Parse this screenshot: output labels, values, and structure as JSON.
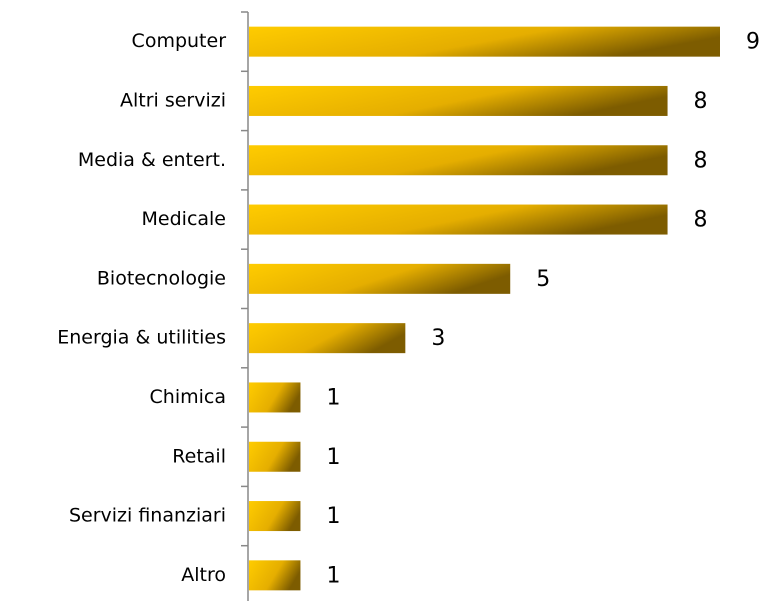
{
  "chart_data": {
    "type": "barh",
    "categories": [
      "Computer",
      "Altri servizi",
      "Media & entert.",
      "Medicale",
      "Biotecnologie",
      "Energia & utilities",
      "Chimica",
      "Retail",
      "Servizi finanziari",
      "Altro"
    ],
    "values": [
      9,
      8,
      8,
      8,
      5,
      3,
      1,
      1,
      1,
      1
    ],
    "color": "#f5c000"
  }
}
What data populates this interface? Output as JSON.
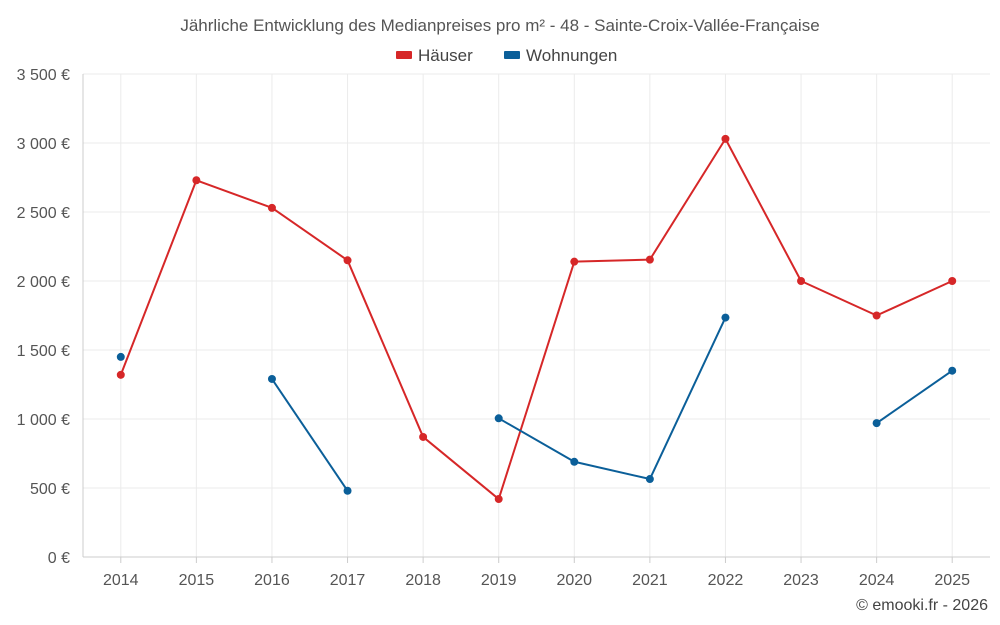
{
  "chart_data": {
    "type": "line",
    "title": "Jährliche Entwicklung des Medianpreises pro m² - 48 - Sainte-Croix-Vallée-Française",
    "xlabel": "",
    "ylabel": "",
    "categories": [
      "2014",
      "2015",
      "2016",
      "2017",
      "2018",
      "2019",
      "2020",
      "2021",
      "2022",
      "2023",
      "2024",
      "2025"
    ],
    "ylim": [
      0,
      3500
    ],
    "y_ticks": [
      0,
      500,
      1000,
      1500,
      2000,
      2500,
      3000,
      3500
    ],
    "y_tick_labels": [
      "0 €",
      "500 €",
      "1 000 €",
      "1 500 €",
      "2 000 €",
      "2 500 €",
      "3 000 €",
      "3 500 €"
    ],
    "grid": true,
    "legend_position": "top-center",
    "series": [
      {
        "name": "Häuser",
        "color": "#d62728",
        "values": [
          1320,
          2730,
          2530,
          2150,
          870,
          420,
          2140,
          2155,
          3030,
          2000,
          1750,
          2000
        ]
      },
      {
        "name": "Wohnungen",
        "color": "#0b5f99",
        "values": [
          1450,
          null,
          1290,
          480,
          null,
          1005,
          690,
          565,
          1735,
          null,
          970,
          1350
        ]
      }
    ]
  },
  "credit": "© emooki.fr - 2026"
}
-*-
[Work to do] Pictures excluded, quote all the data above exactly.

[Answer to this exercise]
Parse this screenshot: output labels, values, and structure as JSON.
{
  "chart_data": {
    "type": "barh",
    "categories": [
      "Computer",
      "Altri servizi",
      "Media & entert.",
      "Medicale",
      "Biotecnologie",
      "Energia & utilities",
      "Chimica",
      "Retail",
      "Servizi finanziari",
      "Altro"
    ],
    "values": [
      9,
      8,
      8,
      8,
      5,
      3,
      1,
      1,
      1,
      1
    ],
    "color": "#f5c000"
  }
}
What data populates this interface? Output as JSON.
{
  "chart_data": {
    "type": "line",
    "title": "Jährliche Entwicklung des Medianpreises pro m² - 48 - Sainte-Croix-Vallée-Française",
    "xlabel": "",
    "ylabel": "",
    "categories": [
      "2014",
      "2015",
      "2016",
      "2017",
      "2018",
      "2019",
      "2020",
      "2021",
      "2022",
      "2023",
      "2024",
      "2025"
    ],
    "ylim": [
      0,
      3500
    ],
    "y_ticks": [
      0,
      500,
      1000,
      1500,
      2000,
      2500,
      3000,
      3500
    ],
    "y_tick_labels": [
      "0 €",
      "500 €",
      "1 000 €",
      "1 500 €",
      "2 000 €",
      "2 500 €",
      "3 000 €",
      "3 500 €"
    ],
    "grid": true,
    "legend_position": "top-center",
    "series": [
      {
        "name": "Häuser",
        "color": "#d62728",
        "values": [
          1320,
          2730,
          2530,
          2150,
          870,
          420,
          2140,
          2155,
          3030,
          2000,
          1750,
          2000
        ]
      },
      {
        "name": "Wohnungen",
        "color": "#0b5f99",
        "values": [
          1450,
          null,
          1290,
          480,
          null,
          1005,
          690,
          565,
          1735,
          null,
          970,
          1350
        ]
      }
    ]
  },
  "credit": "© emooki.fr - 2026"
}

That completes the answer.